### INSTRUCTIONS TO FOLLOW
Take all the material and copy it exactly.

### EXERCISE MATERIAL

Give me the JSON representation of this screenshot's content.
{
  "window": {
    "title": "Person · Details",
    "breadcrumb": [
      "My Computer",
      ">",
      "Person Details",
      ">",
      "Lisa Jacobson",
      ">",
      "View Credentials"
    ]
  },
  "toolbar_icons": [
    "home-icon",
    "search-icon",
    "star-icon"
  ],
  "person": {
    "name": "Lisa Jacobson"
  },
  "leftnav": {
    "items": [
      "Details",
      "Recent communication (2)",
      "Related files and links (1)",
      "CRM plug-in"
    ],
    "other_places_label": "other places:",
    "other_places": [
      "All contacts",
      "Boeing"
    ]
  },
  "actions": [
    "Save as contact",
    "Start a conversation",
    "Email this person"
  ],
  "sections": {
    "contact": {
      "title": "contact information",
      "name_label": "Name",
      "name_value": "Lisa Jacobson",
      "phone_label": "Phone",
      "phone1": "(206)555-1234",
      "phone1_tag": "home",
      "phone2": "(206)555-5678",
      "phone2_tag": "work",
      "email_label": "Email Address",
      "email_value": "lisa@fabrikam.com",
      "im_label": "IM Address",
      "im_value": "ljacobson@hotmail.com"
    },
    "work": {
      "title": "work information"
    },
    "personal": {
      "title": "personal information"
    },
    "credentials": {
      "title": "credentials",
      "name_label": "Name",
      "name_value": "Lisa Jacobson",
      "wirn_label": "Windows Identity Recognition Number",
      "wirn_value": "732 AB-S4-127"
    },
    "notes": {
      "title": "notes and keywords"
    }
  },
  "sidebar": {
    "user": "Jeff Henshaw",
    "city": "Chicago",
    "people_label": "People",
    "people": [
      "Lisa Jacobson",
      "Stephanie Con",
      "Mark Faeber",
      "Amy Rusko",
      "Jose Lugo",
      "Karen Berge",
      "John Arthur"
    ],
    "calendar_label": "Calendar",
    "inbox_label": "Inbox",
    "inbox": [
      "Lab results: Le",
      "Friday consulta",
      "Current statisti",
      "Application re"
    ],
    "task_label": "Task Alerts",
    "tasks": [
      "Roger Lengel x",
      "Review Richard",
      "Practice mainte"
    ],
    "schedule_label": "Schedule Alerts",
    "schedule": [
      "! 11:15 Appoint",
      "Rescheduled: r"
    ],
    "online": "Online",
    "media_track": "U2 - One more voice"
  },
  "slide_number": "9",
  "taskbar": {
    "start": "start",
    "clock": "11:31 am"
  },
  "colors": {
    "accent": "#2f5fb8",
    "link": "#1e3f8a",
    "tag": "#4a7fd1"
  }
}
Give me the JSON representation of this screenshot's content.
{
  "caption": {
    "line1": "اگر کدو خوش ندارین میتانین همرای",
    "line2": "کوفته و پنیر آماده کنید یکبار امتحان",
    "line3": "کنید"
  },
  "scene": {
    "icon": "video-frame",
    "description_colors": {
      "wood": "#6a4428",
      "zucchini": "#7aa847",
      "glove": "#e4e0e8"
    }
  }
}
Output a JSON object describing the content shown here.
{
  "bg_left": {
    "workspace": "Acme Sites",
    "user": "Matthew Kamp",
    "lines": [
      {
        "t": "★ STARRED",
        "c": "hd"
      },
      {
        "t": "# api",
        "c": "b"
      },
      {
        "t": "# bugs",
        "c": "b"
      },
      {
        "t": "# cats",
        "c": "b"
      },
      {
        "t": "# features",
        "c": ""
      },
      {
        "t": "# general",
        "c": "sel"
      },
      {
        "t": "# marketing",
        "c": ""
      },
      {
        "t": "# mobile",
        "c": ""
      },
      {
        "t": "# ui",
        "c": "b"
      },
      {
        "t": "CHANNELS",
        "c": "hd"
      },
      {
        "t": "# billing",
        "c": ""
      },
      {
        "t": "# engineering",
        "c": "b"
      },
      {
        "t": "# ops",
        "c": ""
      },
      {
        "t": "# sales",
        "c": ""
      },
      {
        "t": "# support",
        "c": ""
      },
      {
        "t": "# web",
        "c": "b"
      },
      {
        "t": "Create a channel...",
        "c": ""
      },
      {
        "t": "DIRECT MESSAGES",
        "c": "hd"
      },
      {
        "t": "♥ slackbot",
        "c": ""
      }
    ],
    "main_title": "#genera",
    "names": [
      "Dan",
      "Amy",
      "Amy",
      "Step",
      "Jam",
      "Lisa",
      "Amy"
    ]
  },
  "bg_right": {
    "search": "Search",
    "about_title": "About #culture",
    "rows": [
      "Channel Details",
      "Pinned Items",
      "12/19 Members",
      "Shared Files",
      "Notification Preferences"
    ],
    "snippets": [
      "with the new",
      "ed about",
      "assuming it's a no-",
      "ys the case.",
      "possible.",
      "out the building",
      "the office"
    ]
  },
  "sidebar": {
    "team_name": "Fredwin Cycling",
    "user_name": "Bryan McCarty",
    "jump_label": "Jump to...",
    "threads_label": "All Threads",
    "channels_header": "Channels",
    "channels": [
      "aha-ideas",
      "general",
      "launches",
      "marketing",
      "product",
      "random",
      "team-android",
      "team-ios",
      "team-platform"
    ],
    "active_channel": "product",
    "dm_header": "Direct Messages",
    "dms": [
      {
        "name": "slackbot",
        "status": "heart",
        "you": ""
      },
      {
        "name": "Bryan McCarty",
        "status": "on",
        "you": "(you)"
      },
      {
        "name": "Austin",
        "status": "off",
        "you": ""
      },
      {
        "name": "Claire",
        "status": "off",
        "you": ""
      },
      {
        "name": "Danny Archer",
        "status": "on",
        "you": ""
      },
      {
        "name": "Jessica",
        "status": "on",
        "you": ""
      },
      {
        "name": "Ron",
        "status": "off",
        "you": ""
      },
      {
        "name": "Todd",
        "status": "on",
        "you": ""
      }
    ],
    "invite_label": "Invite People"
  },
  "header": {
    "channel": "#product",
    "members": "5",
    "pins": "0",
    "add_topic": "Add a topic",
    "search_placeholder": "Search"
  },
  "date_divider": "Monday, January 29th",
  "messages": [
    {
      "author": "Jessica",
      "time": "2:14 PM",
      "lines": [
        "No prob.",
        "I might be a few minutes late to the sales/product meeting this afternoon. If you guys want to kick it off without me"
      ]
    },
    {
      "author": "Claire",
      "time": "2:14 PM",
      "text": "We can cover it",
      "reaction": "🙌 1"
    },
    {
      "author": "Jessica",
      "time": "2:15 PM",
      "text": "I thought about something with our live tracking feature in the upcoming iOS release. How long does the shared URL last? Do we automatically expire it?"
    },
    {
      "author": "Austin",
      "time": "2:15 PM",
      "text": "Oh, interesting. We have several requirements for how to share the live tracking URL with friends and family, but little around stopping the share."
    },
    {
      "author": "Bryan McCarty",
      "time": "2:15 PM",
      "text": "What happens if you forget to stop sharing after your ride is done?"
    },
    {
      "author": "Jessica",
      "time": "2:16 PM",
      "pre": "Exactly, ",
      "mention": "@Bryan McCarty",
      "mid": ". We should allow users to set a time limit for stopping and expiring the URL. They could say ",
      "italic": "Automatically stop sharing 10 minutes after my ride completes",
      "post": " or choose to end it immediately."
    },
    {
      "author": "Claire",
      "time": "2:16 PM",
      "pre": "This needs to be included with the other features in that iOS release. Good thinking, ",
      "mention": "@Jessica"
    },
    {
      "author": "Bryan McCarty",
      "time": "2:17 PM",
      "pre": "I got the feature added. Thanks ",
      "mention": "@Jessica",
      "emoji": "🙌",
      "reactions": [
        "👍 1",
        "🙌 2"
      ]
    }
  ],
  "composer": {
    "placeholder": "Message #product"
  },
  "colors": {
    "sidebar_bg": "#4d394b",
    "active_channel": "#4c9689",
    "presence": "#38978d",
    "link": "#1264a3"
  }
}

### THE OUTPUT
Give me the JSON representation of this screenshot's content.
{
  "window": {
    "title": "Person · Details",
    "breadcrumb": [
      "My Computer",
      ">",
      "Person Details",
      ">",
      "Lisa Jacobson",
      ">",
      "View Credentials"
    ]
  },
  "toolbar_icons": [
    "home-icon",
    "search-icon",
    "star-icon"
  ],
  "person": {
    "name": "Lisa Jacobson"
  },
  "leftnav": {
    "items": [
      "Details",
      "Recent communication (2)",
      "Related files and links (1)",
      "CRM plug-in"
    ],
    "other_places_label": "other places:",
    "other_places": [
      "All contacts",
      "Boeing"
    ]
  },
  "actions": [
    "Save as contact",
    "Start a conversation",
    "Email this person"
  ],
  "sections": {
    "contact": {
      "title": "contact information",
      "name_label": "Name",
      "name_value": "Lisa Jacobson",
      "phone_label": "Phone",
      "phone1": "(206)555-1234",
      "phone1_tag": "home",
      "phone2": "(206)555-5678",
      "phone2_tag": "work",
      "email_label": "Email Address",
      "email_value": "lisa@fabrikam.com",
      "im_label": "IM Address",
      "im_value": "ljacobson@hotmail.com"
    },
    "work": {
      "title": "work information"
    },
    "personal": {
      "title": "personal information"
    },
    "credentials": {
      "title": "credentials",
      "name_label": "Name",
      "name_value": "Lisa Jacobson",
      "wirn_label": "Windows Identity Recognition Number",
      "wirn_value": "732 AB-S4-127"
    },
    "notes": {
      "title": "notes and keywords"
    }
  },
  "sidebar": {
    "user": "Jeff Henshaw",
    "city": "Chicago",
    "people_label": "People",
    "people": [
      "Lisa Jacobson",
      "Stephanie Con",
      "Mark Faeber",
      "Amy Rusko",
      "Jose Lugo",
      "Karen Berge",
      "John Arthur"
    ],
    "calendar_label": "Calendar",
    "inbox_label": "Inbox",
    "inbox": [
      "Lab results: Le",
      "Friday consulta",
      "Current statisti",
      "Application re"
    ],
    "task_label": "Task Alerts",
    "tasks": [
      "Roger Lengel x",
      "Review Richard",
      "Practice mainte"
    ],
    "schedule_label": "Schedule Alerts",
    "schedule": [
      "! 11:15 Appoint",
      "Rescheduled: r"
    ],
    "online": "Online",
    "media_track": "U2 - One more voice"
  },
  "slide_number": "9",
  "taskbar": {
    "start": "start",
    "clock": "11:31 am"
  },
  "colors": {
    "accent": "#2f5fb8",
    "link": "#1e3f8a",
    "tag": "#4a7fd1"
  }
}
Give me the JSON representation of this screenshot's content.
{
  "caption": {
    "line1": "اگر کدو خوش ندارین میتانین همرای",
    "line2": "کوفته و پنیر آماده کنید یکبار امتحان",
    "line3": "کنید"
  },
  "scene": {
    "icon": "video-frame",
    "description_colors": {
      "wood": "#6a4428",
      "zucchini": "#7aa847",
      "glove": "#e4e0e8"
    }
  }
}
Output a JSON object describing the content shown here.
{
  "bg_left": {
    "workspace": "Acme Sites",
    "user": "Matthew Kamp",
    "lines": [
      {
        "t": "★ STARRED",
        "c": "hd"
      },
      {
        "t": "# api",
        "c": "b"
      },
      {
        "t": "# bugs",
        "c": "b"
      },
      {
        "t": "# cats",
        "c": "b"
      },
      {
        "t": "# features",
        "c": ""
      },
      {
        "t": "# general",
        "c": "sel"
      },
      {
        "t": "# marketing",
        "c": ""
      },
      {
        "t": "# mobile",
        "c": ""
      },
      {
        "t": "# ui",
        "c": "b"
      },
      {
        "t": "CHANNELS",
        "c": "hd"
      },
      {
        "t": "# billing",
        "c": ""
      },
      {
        "t": "# engineering",
        "c": "b"
      },
      {
        "t": "# ops",
        "c": ""
      },
      {
        "t": "# sales",
        "c": ""
      },
      {
        "t": "# support",
        "c": ""
      },
      {
        "t": "# web",
        "c": "b"
      },
      {
        "t": "Create a channel...",
        "c": ""
      },
      {
        "t": "DIRECT MESSAGES",
        "c": "hd"
      },
      {
        "t": "♥ slackbot",
        "c": ""
      }
    ],
    "main_title": "#genera",
    "names": [
      "Dan",
      "Amy",
      "Amy",
      "Step",
      "Jam",
      "Lisa",
      "Amy"
    ]
  },
  "bg_right": {
    "search": "Search",
    "about_title": "About #culture",
    "rows": [
      "Channel Details",
      "Pinned Items",
      "12/19 Members",
      "Shared Files",
      "Notification Preferences"
    ],
    "snippets": [
      "with the new",
      "ed about",
      "assuming it's a no-",
      "ys the case.",
      "possible.",
      "out the building",
      "the office"
    ]
  },
  "sidebar": {
    "team_name": "Fredwin Cycling",
    "user_name": "Bryan McCarty",
    "jump_label": "Jump to...",
    "threads_label": "All Threads",
    "channels_header": "Channels",
    "channels": [
      "aha-ideas",
      "general",
      "launches",
      "marketing",
      "product",
      "random",
      "team-android",
      "team-ios",
      "team-platform"
    ],
    "active_channel": "product",
    "dm_header": "Direct Messages",
    "dms": [
      {
        "name": "slackbot",
        "status": "heart",
        "you": ""
      },
      {
        "name": "Bryan McCarty",
        "status": "on",
        "you": "(you)"
      },
      {
        "name": "Austin",
        "status": "off",
        "you": ""
      },
      {
        "name": "Claire",
        "status": "off",
        "you": ""
      },
      {
        "name": "Danny Archer",
        "status": "on",
        "you": ""
      },
      {
        "name": "Jessica",
        "status": "on",
        "you": ""
      },
      {
        "name": "Ron",
        "status": "off",
        "you": ""
      },
      {
        "name": "Todd",
        "status": "on",
        "you": ""
      }
    ],
    "invite_label": "Invite People"
  },
  "header": {
    "channel": "#product",
    "members": "5",
    "pins": "0",
    "add_topic": "Add a topic",
    "search_placeholder": "Search"
  },
  "date_divider": "Monday, January 29th",
  "messages": [
    {
      "author": "Jessica",
      "time": "2:14 PM",
      "lines": [
        "No prob.",
        "I might be a few minutes late to the sales/product meeting this afternoon. If you guys want to kick it off without me"
      ]
    },
    {
      "author": "Claire",
      "time": "2:14 PM",
      "text": "We can cover it",
      "reaction": "🙌 1"
    },
    {
      "author": "Jessica",
      "time": "2:15 PM",
      "text": "I thought about something with our live tracking feature in the upcoming iOS release. How long does the shared URL last? Do we automatically expire it?"
    },
    {
      "author": "Austin",
      "time": "2:15 PM",
      "text": "Oh, interesting. We have several requirements for how to share the live tracking URL with friends and family, but little around stopping the share."
    },
    {
      "author": "Bryan McCarty",
      "time": "2:15 PM",
      "text": "What happens if you forget to stop sharing after your ride is done?"
    },
    {
      "author": "Jessica",
      "time": "2:16 PM",
      "pre": "Exactly, ",
      "mention": "@Bryan McCarty",
      "mid": ". We should allow users to set a time limit for stopping and expiring the URL. They could say ",
      "italic": "Automatically stop sharing 10 minutes after my ride completes",
      "post": " or choose to end it immediately."
    },
    {
      "author": "Claire",
      "time": "2:16 PM",
      "pre": "This needs to be included with the other features in that iOS release. Good thinking, ",
      "mention": "@Jessica"
    },
    {
      "author": "Bryan McCarty",
      "time": "2:17 PM",
      "pre": "I got the feature added. Thanks ",
      "mention": "@Jessica",
      "emoji": "🙌",
      "reactions": [
        "👍 1",
        "🙌 2"
      ]
    }
  ],
  "composer": {
    "placeholder": "Message #product"
  },
  "colors": {
    "sidebar_bg": "#4d394b",
    "active_channel": "#4c9689",
    "presence": "#38978d",
    "link": "#1264a3"
  }
}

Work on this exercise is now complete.